WHAT YOU SHOULD DO
Transcribe the data in full and exactly, omitting any pictures.

DATA FOR THIS TASK
════════════════

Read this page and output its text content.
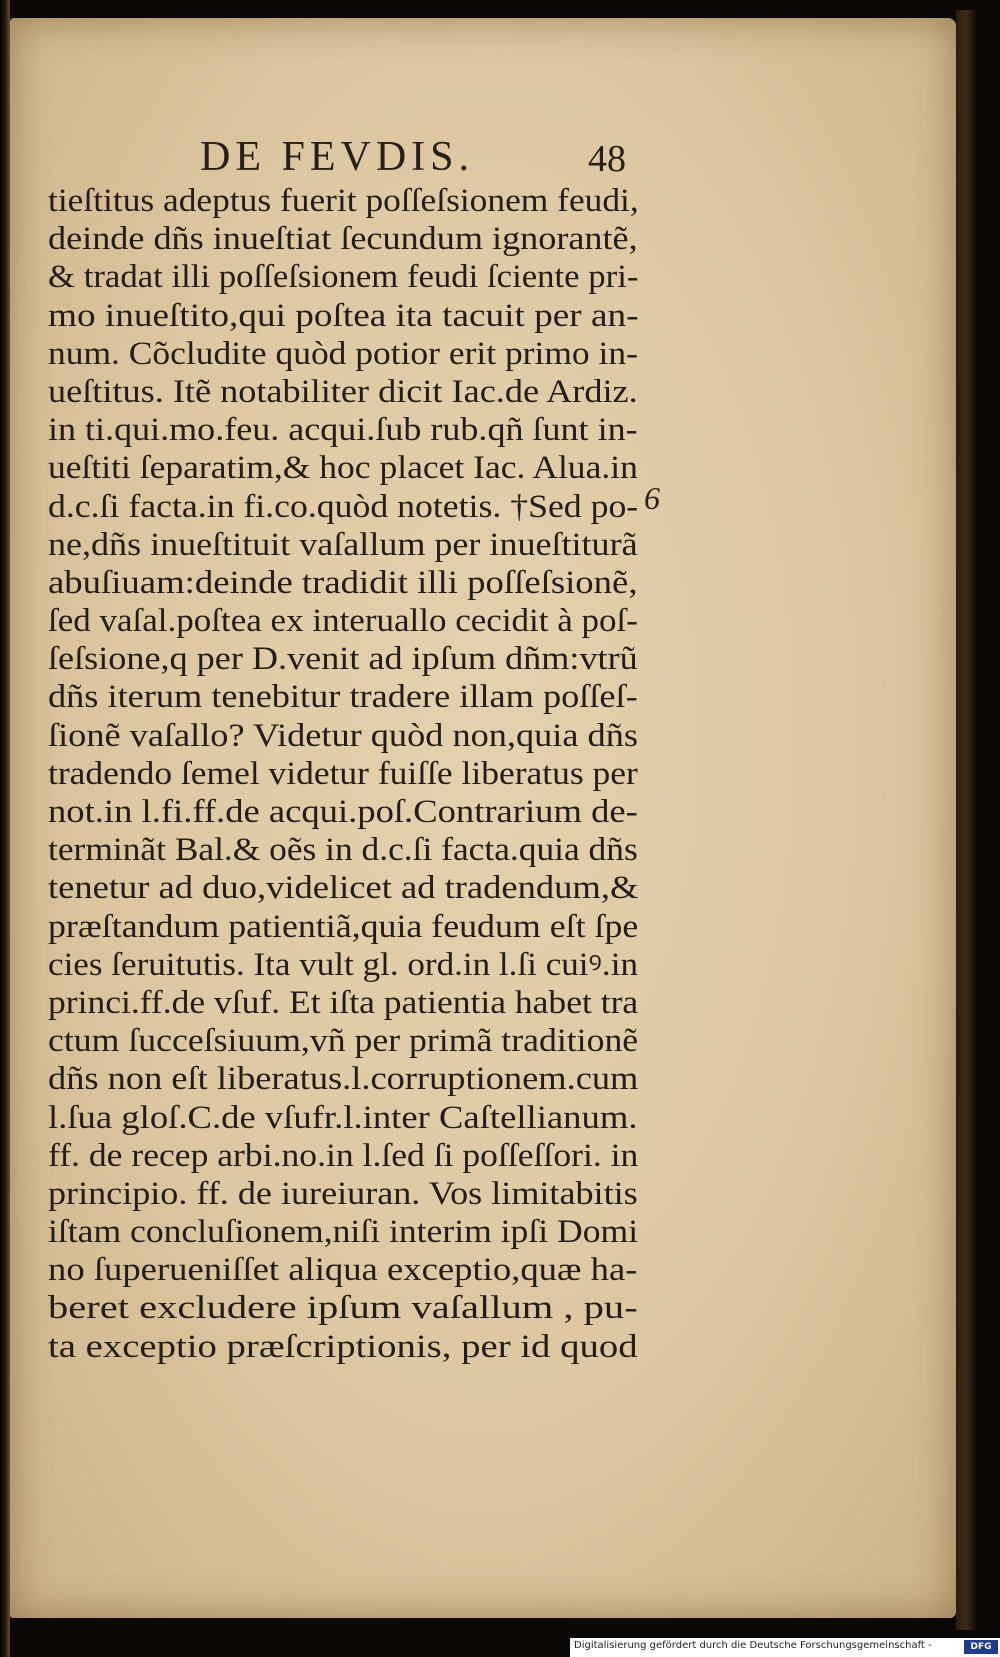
DE FEVDIS.	48
tieſtitus adeptus fuerit poſſeſsionem feudi,
deinde dñs inueſtiat ſecundum ignorantẽ,
& tradat illi poſſeſsionem feudi ſciente pri-
mo inueſtito,qui poſtea ita tacuit per an-
num. Cõcludite quòd potior erit primo in-
ueſtitus. Itẽ notabiliter dicit Iac.de Ardiz.
in ti.qui.mo.feu. acqui.ſub rub.qñ ſunt in-
ueſtiti ſeparatim,& hoc placet Iac. Alua.in
d.c.ſi facta.in fi.co.quòd notetis. †Sed po-
ne,dñs inueſtituit vaſallum per inueſtiturã
abuſiuam:deinde tradidit illi poſſeſsionẽ,
ſed vaſal.poſtea ex interuallo cecidit à poſ-
ſeſsione,q per D.venit ad ipſum dñm:vtrũ
dñs iterum tenebitur tradere illam poſſeſ-
ſionẽ vaſallo? Videtur quòd non,quia dñs
tradendo ſemel videtur fuiſſe liberatus per
not.in l.fi.ff.de acqui.poſ.Contrarium de-
terminãt Bal.& oẽs in d.c.ſi facta.quia dñs
tenetur ad duo,videlicet ad tradendum,&
præſtandum patientiã,quia feudum eſt ſpe
cies ſeruitutis. Ita vult gl. ord.in l.ſi cuiꝰ.in
princi.ff.de vſuf. Et iſta patientia habet tra
ctum ſucceſsiuum,vñ per primã traditionẽ
dñs non eſt liberatus.l.corruptionem.cum
l.ſua gloſ.C.de vſufr.l.inter Caſtellianum.
ff. de recep arbi.no.in l.ſed ſi poſſeſſori. in
principio. ff. de iureiuran. Vos limitabitis
iſtam concluſionem,niſi interim ipſi Domi
no ſuperueniſſet aliqua exceptio,quæ ha-
beret excludere ipſum vaſallum , pu-
ta exceptio præſcriptionis, per id quod
6
Digitalisierung gefördert durch die Deutsche Forschungsgemeinschaft -	DFG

════════════════

THE REPLY
Read this page and output its text content.
DE FEVDIS.	48
tieſtitus adeptus fuerit poſſeſsionem feudi,
deinde dñs inueſtiat ſecundum ignorantẽ,
& tradat illi poſſeſsionem feudi ſciente pri-
mo inueſtito,qui poſtea ita tacuit per an-
num. Cõcludite quòd potior erit primo in-
ueſtitus. Itẽ notabiliter dicit Iac.de Ardiz.
in ti.qui.mo.feu. acqui.ſub rub.qñ ſunt in-
ueſtiti ſeparatim,& hoc placet Iac. Alua.in
d.c.ſi facta.in fi.co.quòd notetis. †Sed po-
ne,dñs inueſtituit vaſallum per inueſtiturã
abuſiuam:deinde tradidit illi poſſeſsionẽ,
ſed vaſal.poſtea ex interuallo cecidit à poſ-
ſeſsione,q per D.venit ad ipſum dñm:vtrũ
dñs iterum tenebitur tradere illam poſſeſ-
ſionẽ vaſallo? Videtur quòd non,quia dñs
tradendo ſemel videtur fuiſſe liberatus per
not.in l.fi.ff.de acqui.poſ.Contrarium de-
terminãt Bal.& oẽs in d.c.ſi facta.quia dñs
tenetur ad duo,videlicet ad tradendum,&
præſtandum patientiã,quia feudum eſt ſpe
cies ſeruitutis. Ita vult gl. ord.in l.ſi cuiꝰ.in
princi.ff.de vſuf. Et iſta patientia habet tra
ctum ſucceſsiuum,vñ per primã traditionẽ
dñs non eſt liberatus.l.corruptionem.cum
l.ſua gloſ.C.de vſufr.l.inter Caſtellianum.
ff. de recep arbi.no.in l.ſed ſi poſſeſſori. in
principio. ff. de iureiuran. Vos limitabitis
iſtam concluſionem,niſi interim ipſi Domi
no ſuperueniſſet aliqua exceptio,quæ ha-
beret excludere ipſum vaſallum , pu-
ta exceptio præſcriptionis, per id quod
6
Digitalisierung gefördert durch die Deutsche Forschungsgemeinschaft -	DFG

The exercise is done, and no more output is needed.